-- WRITTEN REQUEST --
Among the lines below, list those containing the string "this".

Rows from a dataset
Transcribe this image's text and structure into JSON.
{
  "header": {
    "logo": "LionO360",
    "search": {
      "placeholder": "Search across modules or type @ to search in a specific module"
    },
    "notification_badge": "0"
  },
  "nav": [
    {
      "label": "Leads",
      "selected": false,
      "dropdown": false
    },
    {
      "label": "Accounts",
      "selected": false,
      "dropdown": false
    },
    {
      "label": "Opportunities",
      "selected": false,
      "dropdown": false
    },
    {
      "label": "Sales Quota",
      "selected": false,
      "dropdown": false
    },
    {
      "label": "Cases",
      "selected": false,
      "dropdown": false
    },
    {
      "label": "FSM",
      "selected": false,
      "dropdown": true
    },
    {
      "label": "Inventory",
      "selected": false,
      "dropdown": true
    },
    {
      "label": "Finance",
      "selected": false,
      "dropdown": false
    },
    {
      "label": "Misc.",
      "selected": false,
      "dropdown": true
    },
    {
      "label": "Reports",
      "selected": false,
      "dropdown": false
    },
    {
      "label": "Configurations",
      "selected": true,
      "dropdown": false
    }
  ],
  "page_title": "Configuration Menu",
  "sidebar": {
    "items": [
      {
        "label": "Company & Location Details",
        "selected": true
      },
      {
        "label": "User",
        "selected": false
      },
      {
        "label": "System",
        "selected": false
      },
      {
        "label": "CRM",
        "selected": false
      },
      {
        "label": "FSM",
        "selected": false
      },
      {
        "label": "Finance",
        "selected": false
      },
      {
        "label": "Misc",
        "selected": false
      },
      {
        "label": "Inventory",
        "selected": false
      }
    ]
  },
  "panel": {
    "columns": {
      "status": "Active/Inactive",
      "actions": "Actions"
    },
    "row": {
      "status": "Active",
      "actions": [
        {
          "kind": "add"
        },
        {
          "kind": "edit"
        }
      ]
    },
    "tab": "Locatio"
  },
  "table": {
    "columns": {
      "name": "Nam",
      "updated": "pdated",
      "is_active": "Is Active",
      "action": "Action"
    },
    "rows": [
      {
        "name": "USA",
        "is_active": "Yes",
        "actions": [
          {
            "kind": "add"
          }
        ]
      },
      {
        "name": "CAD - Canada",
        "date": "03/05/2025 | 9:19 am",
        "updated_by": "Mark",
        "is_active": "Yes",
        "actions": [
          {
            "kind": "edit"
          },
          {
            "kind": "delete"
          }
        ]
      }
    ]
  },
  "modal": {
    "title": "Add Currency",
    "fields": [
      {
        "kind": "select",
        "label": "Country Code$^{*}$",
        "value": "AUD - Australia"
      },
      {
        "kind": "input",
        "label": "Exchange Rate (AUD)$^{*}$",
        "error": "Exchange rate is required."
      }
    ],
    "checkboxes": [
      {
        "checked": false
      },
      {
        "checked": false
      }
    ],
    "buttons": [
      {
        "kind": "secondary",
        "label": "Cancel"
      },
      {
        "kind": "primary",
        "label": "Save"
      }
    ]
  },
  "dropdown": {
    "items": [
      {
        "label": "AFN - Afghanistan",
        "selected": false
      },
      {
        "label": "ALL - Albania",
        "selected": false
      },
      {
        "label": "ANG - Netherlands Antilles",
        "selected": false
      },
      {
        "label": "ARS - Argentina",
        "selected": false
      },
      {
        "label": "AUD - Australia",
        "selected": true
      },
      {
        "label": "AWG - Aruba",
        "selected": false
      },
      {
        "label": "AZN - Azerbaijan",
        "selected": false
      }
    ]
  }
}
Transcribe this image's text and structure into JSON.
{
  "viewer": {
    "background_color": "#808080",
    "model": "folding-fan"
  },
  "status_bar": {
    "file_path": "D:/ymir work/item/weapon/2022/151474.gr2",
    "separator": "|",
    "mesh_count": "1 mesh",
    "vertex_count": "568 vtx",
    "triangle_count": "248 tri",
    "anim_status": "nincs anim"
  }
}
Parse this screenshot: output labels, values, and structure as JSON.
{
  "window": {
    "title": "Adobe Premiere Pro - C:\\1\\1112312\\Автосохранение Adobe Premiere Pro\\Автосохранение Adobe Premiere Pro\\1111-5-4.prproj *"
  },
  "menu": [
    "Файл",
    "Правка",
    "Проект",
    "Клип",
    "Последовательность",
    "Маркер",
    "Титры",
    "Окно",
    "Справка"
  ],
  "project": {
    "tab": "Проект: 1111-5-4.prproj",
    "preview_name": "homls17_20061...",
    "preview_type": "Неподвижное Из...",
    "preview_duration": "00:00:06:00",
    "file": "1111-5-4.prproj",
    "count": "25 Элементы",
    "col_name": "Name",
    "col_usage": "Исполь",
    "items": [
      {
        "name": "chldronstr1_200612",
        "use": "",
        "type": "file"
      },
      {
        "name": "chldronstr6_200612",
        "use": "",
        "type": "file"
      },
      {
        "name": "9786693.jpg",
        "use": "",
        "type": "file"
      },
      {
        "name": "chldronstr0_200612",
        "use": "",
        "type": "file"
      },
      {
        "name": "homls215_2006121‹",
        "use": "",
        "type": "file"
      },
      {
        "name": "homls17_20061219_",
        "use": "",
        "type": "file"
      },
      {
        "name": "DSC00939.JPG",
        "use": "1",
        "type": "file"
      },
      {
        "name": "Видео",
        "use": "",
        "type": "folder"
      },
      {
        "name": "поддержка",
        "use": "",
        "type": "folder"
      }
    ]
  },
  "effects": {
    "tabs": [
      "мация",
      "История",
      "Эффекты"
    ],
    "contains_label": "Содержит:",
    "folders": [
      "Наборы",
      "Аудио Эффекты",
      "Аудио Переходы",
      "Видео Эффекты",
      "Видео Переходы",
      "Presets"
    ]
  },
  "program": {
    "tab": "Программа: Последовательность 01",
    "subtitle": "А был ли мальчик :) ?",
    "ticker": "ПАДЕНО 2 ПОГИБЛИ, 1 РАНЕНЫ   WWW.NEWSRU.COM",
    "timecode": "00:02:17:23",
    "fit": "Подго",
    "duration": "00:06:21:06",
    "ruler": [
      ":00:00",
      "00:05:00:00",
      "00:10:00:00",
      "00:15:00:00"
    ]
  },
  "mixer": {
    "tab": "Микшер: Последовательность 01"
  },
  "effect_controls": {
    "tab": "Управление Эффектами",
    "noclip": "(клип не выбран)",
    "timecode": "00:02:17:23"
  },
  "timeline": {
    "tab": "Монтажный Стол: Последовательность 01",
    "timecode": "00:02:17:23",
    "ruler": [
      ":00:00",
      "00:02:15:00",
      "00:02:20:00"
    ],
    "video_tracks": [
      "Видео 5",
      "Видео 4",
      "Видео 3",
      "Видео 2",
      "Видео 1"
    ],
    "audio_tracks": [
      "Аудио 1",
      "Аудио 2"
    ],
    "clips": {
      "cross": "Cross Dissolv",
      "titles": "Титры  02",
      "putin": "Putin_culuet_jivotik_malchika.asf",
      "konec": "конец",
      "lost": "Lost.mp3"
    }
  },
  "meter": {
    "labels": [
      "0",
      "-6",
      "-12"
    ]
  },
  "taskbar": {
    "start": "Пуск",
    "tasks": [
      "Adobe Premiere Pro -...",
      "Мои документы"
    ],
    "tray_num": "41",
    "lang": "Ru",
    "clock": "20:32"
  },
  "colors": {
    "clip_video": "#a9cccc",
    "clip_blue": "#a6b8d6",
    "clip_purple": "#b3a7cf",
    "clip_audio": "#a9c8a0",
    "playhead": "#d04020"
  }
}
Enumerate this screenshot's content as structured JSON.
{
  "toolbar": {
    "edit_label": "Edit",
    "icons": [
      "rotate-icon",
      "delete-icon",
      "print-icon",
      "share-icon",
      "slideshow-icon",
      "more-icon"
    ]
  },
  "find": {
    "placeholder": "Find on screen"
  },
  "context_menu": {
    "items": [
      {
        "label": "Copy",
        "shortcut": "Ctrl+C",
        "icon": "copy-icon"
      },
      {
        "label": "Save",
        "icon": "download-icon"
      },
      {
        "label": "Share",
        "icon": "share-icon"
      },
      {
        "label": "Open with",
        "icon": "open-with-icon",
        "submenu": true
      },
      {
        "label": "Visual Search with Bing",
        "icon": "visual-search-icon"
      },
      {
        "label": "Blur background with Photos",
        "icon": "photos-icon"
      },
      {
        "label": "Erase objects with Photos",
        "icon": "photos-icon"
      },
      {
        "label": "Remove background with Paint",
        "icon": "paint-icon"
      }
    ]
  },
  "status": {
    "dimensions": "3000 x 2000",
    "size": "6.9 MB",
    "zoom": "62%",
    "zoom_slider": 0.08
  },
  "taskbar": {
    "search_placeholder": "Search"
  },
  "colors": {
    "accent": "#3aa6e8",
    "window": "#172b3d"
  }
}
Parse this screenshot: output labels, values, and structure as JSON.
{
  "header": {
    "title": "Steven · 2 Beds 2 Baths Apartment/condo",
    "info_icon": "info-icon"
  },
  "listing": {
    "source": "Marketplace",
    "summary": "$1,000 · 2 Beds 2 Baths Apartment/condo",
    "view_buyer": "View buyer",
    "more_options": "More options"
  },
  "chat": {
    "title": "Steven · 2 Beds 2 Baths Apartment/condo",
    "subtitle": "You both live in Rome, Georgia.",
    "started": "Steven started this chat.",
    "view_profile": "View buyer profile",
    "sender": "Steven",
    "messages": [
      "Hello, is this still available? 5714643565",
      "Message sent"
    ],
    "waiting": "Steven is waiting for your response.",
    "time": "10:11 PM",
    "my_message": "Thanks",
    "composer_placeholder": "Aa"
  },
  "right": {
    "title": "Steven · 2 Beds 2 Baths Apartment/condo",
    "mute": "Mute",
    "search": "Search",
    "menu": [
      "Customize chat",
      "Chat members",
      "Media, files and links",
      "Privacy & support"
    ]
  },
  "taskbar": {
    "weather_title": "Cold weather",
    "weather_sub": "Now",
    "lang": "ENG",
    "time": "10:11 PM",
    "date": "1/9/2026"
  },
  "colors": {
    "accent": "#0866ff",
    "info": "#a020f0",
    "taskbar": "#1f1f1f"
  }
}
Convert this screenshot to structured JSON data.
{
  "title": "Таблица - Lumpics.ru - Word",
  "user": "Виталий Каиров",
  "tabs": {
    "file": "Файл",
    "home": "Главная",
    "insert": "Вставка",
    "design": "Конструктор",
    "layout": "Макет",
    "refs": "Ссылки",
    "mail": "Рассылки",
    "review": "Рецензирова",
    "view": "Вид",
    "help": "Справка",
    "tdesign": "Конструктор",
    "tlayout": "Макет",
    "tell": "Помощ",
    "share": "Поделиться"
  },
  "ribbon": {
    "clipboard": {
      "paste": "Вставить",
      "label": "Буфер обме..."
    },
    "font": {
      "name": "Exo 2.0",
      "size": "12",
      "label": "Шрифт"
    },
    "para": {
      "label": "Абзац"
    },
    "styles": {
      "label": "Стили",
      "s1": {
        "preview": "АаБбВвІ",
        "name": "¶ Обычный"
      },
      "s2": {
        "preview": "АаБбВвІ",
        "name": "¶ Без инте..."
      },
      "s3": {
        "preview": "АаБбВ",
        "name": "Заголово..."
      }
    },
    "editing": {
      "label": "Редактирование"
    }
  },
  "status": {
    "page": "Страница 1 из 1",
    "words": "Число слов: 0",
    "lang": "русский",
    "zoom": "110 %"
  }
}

-- REPLY TO THE EXERCISE --
Transcribe this image's text and structure into JSON.
Transcribe this image's text and structure into JSON.
Parse this screenshot: output labels, values, and structure as JSON.
Enumerate this screenshot's content as structured JSON.
Parse this screenshot: output labels, values, and structure as JSON.
    "started": "Steven started this chat.",
      "Hello, is this still available? 5714643565",
Convert this screenshot to structured JSON data.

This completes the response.